------ Data to use ------

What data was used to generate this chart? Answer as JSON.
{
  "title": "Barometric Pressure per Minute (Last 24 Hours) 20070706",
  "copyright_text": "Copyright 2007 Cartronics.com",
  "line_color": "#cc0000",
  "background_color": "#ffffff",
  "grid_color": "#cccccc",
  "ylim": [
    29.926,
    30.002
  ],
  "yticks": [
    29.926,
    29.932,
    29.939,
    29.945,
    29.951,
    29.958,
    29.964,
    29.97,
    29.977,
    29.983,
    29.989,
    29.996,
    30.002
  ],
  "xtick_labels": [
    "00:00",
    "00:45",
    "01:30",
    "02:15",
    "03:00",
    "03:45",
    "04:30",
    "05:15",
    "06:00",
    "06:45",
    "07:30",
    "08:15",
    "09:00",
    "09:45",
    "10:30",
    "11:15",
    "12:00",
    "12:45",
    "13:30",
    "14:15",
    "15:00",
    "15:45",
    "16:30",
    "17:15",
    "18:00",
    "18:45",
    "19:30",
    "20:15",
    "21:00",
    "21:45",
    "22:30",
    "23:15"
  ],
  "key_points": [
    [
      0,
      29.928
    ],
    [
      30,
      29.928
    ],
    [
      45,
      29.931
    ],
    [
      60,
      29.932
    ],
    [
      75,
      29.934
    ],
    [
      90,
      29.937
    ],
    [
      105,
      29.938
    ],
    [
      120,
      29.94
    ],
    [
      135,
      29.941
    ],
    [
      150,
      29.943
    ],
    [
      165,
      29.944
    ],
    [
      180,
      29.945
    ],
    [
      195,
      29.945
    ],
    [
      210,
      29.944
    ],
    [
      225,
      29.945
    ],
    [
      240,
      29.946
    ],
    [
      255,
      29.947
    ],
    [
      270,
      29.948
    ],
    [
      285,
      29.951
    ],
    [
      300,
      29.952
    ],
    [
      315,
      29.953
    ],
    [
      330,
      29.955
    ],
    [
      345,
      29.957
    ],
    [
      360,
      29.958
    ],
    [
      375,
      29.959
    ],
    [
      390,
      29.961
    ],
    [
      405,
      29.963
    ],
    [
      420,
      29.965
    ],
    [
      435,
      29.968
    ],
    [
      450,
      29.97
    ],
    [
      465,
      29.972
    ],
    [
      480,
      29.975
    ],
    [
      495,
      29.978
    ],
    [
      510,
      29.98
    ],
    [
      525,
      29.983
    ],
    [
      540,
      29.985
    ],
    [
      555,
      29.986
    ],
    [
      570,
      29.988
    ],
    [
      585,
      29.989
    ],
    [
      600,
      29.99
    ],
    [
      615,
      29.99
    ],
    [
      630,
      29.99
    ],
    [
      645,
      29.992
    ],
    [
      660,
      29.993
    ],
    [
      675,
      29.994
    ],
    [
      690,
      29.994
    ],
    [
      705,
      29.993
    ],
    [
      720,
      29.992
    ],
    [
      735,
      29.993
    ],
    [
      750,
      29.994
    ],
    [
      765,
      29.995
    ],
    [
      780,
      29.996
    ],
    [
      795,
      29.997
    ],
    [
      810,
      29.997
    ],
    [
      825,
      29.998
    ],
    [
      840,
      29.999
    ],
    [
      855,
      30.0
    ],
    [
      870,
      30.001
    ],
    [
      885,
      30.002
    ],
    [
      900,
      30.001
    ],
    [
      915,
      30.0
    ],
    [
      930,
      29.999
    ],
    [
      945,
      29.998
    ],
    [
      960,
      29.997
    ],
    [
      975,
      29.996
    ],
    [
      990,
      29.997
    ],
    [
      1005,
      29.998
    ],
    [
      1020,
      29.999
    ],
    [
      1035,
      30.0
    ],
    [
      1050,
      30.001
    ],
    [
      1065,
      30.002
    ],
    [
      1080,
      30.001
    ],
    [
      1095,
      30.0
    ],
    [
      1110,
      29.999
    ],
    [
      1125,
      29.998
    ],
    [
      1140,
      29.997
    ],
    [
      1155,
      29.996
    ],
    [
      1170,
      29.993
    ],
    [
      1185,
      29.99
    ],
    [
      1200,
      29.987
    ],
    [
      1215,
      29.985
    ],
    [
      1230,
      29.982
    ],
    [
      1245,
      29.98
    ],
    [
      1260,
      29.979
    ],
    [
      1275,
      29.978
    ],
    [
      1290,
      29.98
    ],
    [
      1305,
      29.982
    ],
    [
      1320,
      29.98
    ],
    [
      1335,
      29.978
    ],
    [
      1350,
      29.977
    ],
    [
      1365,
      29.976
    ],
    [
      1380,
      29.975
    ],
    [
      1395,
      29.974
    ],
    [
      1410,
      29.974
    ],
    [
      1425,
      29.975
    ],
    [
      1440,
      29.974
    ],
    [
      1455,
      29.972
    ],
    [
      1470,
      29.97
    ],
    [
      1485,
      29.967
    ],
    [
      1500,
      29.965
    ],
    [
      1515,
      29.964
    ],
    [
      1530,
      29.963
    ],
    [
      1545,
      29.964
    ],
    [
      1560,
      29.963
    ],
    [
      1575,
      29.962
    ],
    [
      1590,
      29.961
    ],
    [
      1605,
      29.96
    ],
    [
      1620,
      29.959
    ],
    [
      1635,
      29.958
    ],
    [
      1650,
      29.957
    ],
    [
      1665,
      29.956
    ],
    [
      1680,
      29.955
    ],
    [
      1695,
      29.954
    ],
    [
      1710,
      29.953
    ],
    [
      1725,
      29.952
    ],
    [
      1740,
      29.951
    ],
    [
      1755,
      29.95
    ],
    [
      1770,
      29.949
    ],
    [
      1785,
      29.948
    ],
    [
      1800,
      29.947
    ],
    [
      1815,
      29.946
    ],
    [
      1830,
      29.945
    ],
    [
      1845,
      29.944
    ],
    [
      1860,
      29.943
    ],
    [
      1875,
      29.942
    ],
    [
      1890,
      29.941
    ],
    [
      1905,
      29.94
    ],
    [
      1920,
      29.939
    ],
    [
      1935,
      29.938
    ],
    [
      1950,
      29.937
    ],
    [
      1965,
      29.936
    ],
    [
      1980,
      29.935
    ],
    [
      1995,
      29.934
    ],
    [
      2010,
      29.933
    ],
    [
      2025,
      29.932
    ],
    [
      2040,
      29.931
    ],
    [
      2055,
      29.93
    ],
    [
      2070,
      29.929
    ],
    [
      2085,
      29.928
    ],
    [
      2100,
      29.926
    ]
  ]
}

------

● **Given exercise**
All entries shown above should be printed again exactly.

● **Task output**
What data was used to generate this chart? Answer as JSON.
{
  "title": "Barometric Pressure per Minute (Last 24 Hours) 20070706",
  "copyright_text": "Copyright 2007 Cartronics.com",
  "line_color": "#cc0000",
  "background_color": "#ffffff",
  "grid_color": "#cccccc",
  "ylim": [
    29.926,
    30.002
  ],
  "yticks": [
    29.926,
    29.932,
    29.939,
    29.945,
    29.951,
    29.958,
    29.964,
    29.97,
    29.977,
    29.983,
    29.989,
    29.996,
    30.002
  ],
  "xtick_labels": [
    "00:00",
    "00:45",
    "01:30",
    "02:15",
    "03:00",
    "03:45",
    "04:30",
    "05:15",
    "06:00",
    "06:45",
    "07:30",
    "08:15",
    "09:00",
    "09:45",
    "10:30",
    "11:15",
    "12:00",
    "12:45",
    "13:30",
    "14:15",
    "15:00",
    "15:45",
    "16:30",
    "17:15",
    "18:00",
    "18:45",
    "19:30",
    "20:15",
    "21:00",
    "21:45",
    "22:30",
    "23:15"
  ],
  "key_points": [
    [
      0,
      29.928
    ],
    [
      30,
      29.928
    ],
    [
      45,
      29.931
    ],
    [
      60,
      29.932
    ],
    [
      75,
      29.934
    ],
    [
      90,
      29.937
    ],
    [
      105,
      29.938
    ],
    [
      120,
      29.94
    ],
    [
      135,
      29.941
    ],
    [
      150,
      29.943
    ],
    [
      165,
      29.944
    ],
    [
      180,
      29.945
    ],
    [
      195,
      29.945
    ],
    [
      210,
      29.944
    ],
    [
      225,
      29.945
    ],
    [
      240,
      29.946
    ],
    [
      255,
      29.947
    ],
    [
      270,
      29.948
    ],
    [
      285,
      29.951
    ],
    [
      300,
      29.952
    ],
    [
      315,
      29.953
    ],
    [
      330,
      29.955
    ],
    [
      345,
      29.957
    ],
    [
      360,
      29.958
    ],
    [
      375,
      29.959
    ],
    [
      390,
      29.961
    ],
    [
      405,
      29.963
    ],
    [
      420,
      29.965
    ],
    [
      435,
      29.968
    ],
    [
      450,
      29.97
    ],
    [
      465,
      29.972
    ],
    [
      480,
      29.975
    ],
    [
      495,
      29.978
    ],
    [
      510,
      29.98
    ],
    [
      525,
      29.983
    ],
    [
      540,
      29.985
    ],
    [
      555,
      29.986
    ],
    [
      570,
      29.988
    ],
    [
      585,
      29.989
    ],
    [
      600,
      29.99
    ],
    [
      615,
      29.99
    ],
    [
      630,
      29.99
    ],
    [
      645,
      29.992
    ],
    [
      660,
      29.993
    ],
    [
      675,
      29.994
    ],
    [
      690,
      29.994
    ],
    [
      705,
      29.993
    ],
    [
      720,
      29.992
    ],
    [
      735,
      29.993
    ],
    [
      750,
      29.994
    ],
    [
      765,
      29.995
    ],
    [
      780,
      29.996
    ],
    [
      795,
      29.997
    ],
    [
      810,
      29.997
    ],
    [
      825,
      29.998
    ],
    [
      840,
      29.999
    ],
    [
      855,
      30.0
    ],
    [
      870,
      30.001
    ],
    [
      885,
      30.002
    ],
    [
      900,
      30.001
    ],
    [
      915,
      30.0
    ],
    [
      930,
      29.999
    ],
    [
      945,
      29.998
    ],
    [
      960,
      29.997
    ],
    [
      975,
      29.996
    ],
    [
      990,
      29.997
    ],
    [
      1005,
      29.998
    ],
    [
      1020,
      29.999
    ],
    [
      1035,
      30.0
    ],
    [
      1050,
      30.001
    ],
    [
      1065,
      30.002
    ],
    [
      1080,
      30.001
    ],
    [
      1095,
      30.0
    ],
    [
      1110,
      29.999
    ],
    [
      1125,
      29.998
    ],
    [
      1140,
      29.997
    ],
    [
      1155,
      29.996
    ],
    [
      1170,
      29.993
    ],
    [
      1185,
      29.99
    ],
    [
      1200,
      29.987
    ],
    [
      1215,
      29.985
    ],
    [
      1230,
      29.982
    ],
    [
      1245,
      29.98
    ],
    [
      1260,
      29.979
    ],
    [
      1275,
      29.978
    ],
    [
      1290,
      29.98
    ],
    [
      1305,
      29.982
    ],
    [
      1320,
      29.98
    ],
    [
      1335,
      29.978
    ],
    [
      1350,
      29.977
    ],
    [
      1365,
      29.976
    ],
    [
      1380,
      29.975
    ],
    [
      1395,
      29.974
    ],
    [
      1410,
      29.974
    ],
    [
      1425,
      29.975
    ],
    [
      1440,
      29.974
    ],
    [
      1455,
      29.972
    ],
    [
      1470,
      29.97
    ],
    [
      1485,
      29.967
    ],
    [
      1500,
      29.965
    ],
    [
      1515,
      29.964
    ],
    [
      1530,
      29.963
    ],
    [
      1545,
      29.964
    ],
    [
      1560,
      29.963
    ],
    [
      1575,
      29.962
    ],
    [
      1590,
      29.961
    ],
    [
      1605,
      29.96
    ],
    [
      1620,
      29.959
    ],
    [
      1635,
      29.958
    ],
    [
      1650,
      29.957
    ],
    [
      1665,
      29.956
    ],
    [
      1680,
      29.955
    ],
    [
      1695,
      29.954
    ],
    [
      1710,
      29.953
    ],
    [
      1725,
      29.952
    ],
    [
      1740,
      29.951
    ],
    [
      1755,
      29.95
    ],
    [
      1770,
      29.949
    ],
    [
      1785,
      29.948
    ],
    [
      1800,
      29.947
    ],
    [
      1815,
      29.946
    ],
    [
      1830,
      29.945
    ],
    [
      1845,
      29.944
    ],
    [
      1860,
      29.943
    ],
    [
      1875,
      29.942
    ],
    [
      1890,
      29.941
    ],
    [
      1905,
      29.94
    ],
    [
      1920,
      29.939
    ],
    [
      1935,
      29.938
    ],
    [
      1950,
      29.937
    ],
    [
      1965,
      29.936
    ],
    [
      1980,
      29.935
    ],
    [
      1995,
      29.934
    ],
    [
      2010,
      29.933
    ],
    [
      2025,
      29.932
    ],
    [
      2040,
      29.931
    ],
    [
      2055,
      29.93
    ],
    [
      2070,
      29.929
    ],
    [
      2085,
      29.928
    ],
    [
      2100,
      29.926
    ]
  ]
}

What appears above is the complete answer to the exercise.